Collection entries:
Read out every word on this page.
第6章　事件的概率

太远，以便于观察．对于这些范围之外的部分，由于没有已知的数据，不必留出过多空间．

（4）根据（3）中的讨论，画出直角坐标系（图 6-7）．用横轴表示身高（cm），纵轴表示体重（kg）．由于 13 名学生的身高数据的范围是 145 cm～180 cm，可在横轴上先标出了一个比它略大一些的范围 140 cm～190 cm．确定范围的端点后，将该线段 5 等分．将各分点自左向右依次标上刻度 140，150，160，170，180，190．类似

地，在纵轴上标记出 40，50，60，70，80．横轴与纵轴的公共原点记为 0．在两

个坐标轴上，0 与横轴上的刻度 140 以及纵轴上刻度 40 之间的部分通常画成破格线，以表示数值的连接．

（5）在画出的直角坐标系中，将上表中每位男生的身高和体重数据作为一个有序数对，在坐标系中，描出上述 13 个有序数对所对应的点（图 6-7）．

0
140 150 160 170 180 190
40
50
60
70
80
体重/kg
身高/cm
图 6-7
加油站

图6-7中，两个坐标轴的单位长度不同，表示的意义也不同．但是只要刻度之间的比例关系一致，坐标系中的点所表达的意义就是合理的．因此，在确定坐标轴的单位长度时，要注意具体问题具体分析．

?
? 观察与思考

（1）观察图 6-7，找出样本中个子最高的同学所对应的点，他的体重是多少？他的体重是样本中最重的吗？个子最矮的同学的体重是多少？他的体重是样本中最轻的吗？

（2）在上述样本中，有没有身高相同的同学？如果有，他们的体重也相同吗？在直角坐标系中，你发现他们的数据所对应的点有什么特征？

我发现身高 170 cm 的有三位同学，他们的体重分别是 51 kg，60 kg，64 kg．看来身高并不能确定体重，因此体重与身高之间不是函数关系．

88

---

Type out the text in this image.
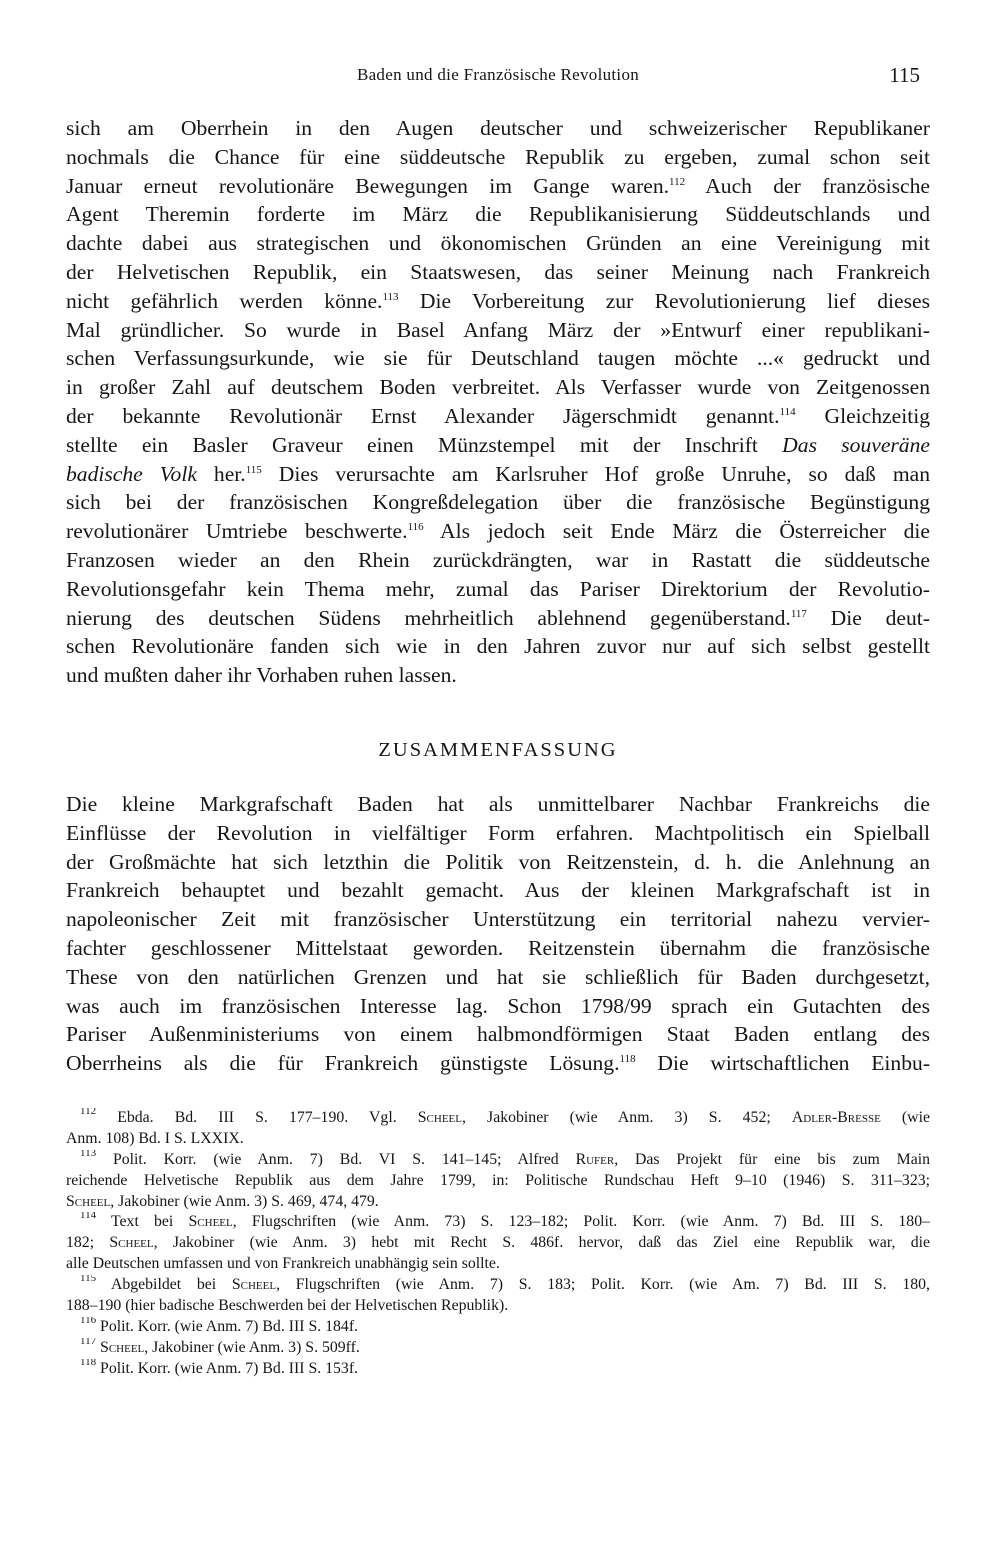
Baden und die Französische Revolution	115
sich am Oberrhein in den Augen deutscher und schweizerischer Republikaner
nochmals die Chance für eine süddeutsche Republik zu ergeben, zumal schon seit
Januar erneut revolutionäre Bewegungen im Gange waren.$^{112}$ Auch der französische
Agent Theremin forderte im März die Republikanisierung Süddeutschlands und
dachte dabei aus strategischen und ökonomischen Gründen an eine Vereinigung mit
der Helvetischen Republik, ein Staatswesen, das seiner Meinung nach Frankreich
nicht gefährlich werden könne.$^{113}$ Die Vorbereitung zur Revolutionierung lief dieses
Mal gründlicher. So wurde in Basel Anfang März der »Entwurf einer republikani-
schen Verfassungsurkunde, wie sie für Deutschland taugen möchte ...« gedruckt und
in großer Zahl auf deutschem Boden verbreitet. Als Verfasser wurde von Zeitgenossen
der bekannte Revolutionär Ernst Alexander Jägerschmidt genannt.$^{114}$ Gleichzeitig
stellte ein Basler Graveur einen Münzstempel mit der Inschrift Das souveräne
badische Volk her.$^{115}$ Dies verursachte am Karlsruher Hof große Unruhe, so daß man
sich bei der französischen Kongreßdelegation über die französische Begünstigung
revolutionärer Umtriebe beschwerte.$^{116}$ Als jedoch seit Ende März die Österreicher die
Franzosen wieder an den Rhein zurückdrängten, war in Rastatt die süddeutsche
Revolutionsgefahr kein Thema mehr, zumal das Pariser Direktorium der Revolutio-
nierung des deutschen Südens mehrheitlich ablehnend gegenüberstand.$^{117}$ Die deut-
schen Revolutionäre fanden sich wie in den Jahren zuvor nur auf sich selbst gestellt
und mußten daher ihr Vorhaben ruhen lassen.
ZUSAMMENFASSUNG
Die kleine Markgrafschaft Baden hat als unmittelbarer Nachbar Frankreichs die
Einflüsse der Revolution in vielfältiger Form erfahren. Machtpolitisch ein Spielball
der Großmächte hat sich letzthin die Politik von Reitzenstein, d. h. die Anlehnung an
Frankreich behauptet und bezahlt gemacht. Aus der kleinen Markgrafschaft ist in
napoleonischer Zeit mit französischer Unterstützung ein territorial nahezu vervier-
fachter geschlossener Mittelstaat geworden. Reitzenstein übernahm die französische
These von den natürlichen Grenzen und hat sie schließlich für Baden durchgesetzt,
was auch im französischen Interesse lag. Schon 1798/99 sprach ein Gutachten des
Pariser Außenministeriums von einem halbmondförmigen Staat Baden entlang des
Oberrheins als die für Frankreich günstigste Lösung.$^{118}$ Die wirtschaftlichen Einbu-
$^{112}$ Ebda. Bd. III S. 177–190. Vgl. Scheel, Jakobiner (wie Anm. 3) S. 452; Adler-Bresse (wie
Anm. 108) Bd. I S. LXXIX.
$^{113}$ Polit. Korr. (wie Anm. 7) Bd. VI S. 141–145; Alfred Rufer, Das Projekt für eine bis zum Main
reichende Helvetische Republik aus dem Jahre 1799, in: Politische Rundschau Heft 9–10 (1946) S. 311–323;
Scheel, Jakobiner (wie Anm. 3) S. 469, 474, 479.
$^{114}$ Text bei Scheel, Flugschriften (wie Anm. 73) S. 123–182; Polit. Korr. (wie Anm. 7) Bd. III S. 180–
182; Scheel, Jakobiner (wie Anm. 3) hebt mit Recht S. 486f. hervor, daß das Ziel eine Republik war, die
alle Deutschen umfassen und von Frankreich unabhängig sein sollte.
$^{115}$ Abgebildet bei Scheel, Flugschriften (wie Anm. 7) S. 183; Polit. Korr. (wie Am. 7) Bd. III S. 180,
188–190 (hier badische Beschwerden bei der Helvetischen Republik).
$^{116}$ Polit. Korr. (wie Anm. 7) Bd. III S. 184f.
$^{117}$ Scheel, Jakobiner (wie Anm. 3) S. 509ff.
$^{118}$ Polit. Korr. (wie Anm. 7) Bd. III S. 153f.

YOUR GOAL: Among the entries above, how many lines include the word "badische"? Give the number with no comment.

WRITTEN RESPONSE: 2